— start of Entries shown —
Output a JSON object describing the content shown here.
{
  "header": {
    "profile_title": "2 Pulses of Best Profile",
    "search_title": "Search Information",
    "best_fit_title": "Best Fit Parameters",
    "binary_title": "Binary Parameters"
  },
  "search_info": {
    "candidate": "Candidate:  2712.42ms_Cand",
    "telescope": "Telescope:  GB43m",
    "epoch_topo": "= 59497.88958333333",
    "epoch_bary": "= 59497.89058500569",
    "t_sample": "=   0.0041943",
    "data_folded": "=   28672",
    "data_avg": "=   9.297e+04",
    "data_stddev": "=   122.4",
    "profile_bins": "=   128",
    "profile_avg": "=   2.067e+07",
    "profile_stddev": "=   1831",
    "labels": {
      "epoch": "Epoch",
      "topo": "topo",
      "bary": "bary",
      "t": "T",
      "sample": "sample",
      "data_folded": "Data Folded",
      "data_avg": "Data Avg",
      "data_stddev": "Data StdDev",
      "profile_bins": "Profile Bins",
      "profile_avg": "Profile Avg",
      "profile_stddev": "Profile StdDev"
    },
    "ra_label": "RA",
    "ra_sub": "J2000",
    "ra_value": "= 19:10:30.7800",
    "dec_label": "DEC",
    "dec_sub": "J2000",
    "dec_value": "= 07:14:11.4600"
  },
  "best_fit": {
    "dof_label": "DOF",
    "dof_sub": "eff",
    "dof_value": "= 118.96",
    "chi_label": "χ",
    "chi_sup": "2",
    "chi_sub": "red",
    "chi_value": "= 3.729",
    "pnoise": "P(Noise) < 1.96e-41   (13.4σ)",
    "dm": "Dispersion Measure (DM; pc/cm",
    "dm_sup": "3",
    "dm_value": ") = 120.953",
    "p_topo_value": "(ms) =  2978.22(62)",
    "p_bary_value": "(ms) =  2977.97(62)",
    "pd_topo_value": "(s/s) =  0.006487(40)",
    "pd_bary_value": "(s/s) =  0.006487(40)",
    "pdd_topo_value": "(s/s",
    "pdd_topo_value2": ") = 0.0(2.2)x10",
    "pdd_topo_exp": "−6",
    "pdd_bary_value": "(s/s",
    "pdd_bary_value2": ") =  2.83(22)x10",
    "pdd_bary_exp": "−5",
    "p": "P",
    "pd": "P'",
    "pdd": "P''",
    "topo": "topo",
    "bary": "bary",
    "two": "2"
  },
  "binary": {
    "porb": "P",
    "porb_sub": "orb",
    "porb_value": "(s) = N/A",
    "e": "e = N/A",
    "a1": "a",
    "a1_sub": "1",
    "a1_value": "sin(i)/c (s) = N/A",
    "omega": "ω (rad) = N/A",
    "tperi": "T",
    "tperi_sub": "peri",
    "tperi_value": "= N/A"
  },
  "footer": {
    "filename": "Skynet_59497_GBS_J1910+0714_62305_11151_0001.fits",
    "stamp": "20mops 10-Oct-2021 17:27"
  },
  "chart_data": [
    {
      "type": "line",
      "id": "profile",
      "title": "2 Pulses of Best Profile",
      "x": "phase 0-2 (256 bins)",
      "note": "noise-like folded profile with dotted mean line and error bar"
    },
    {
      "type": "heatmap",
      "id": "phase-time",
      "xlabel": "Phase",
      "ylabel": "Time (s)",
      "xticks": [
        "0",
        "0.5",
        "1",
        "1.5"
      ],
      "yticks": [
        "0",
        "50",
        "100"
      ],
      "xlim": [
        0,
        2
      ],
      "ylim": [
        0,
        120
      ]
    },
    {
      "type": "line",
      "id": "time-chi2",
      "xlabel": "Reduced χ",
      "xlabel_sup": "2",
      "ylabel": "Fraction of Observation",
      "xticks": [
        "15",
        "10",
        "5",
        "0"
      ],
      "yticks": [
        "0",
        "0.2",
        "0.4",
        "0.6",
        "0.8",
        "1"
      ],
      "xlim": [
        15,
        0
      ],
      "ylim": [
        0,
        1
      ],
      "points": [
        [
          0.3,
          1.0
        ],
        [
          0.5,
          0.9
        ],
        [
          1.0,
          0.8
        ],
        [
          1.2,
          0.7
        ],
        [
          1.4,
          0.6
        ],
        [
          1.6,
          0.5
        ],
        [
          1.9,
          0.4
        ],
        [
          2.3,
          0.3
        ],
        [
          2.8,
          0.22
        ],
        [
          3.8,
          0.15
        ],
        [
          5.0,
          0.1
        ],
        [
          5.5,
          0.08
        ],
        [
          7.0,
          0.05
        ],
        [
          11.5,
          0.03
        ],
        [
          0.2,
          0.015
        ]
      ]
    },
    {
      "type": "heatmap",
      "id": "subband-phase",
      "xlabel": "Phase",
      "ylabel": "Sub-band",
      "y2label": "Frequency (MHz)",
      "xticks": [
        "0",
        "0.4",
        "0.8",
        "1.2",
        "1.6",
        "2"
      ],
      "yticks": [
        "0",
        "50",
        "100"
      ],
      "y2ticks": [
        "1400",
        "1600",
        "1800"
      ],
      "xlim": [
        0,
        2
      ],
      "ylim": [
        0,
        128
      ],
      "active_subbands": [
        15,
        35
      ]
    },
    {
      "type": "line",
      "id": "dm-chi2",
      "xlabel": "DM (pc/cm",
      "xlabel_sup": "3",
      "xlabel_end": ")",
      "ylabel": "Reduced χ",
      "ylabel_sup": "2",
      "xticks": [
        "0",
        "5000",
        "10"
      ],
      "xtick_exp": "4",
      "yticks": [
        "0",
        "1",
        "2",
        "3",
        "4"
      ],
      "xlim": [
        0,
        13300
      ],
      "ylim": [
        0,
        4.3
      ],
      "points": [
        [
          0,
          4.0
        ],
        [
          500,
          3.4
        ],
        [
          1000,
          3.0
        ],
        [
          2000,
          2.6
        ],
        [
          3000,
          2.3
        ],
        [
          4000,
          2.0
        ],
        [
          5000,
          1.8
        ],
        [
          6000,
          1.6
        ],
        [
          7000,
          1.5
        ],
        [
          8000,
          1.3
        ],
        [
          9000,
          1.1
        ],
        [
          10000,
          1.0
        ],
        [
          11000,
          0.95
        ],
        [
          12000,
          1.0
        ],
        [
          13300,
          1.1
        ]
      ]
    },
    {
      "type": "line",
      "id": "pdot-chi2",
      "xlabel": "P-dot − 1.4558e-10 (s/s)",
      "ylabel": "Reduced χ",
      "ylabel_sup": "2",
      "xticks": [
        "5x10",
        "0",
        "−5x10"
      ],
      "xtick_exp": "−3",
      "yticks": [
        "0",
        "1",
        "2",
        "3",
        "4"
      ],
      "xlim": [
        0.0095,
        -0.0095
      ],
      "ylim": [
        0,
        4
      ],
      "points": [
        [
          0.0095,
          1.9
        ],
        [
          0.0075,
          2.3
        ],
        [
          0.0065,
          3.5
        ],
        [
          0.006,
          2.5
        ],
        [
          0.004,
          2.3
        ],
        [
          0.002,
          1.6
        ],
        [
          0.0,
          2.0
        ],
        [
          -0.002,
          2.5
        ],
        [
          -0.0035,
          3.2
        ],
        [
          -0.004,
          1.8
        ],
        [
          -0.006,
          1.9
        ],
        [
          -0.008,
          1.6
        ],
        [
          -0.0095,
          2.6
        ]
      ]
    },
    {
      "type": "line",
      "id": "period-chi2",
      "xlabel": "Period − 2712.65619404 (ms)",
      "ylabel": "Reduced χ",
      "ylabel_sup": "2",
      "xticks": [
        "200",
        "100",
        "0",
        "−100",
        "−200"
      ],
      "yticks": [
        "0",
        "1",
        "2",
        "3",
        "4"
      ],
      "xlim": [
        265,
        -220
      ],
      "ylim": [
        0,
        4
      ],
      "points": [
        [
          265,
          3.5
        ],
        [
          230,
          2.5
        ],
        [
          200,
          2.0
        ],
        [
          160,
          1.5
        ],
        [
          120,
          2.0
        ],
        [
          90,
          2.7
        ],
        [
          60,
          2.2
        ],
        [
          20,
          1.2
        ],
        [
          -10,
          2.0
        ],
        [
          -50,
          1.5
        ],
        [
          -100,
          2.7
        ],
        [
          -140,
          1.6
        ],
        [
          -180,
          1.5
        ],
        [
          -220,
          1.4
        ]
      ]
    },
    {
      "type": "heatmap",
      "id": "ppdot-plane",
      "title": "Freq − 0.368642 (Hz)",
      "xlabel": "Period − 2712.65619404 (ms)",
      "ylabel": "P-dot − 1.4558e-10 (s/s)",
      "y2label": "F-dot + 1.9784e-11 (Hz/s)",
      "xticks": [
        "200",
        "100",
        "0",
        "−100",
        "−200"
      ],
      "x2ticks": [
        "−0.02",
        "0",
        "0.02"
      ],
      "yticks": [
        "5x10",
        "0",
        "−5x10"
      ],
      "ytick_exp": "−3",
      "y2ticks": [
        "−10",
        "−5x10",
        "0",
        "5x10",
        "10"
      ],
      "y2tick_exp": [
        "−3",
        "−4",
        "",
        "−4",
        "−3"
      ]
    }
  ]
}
— end of Entries shown —
**What needs to be done**
Select the lines in this material that hold the word "Pulses", leaving none out.

**Answer to the problem**
    "profile_title": "2 Pulses of Best Profile",
      "title": "2 Pulses of Best Profile",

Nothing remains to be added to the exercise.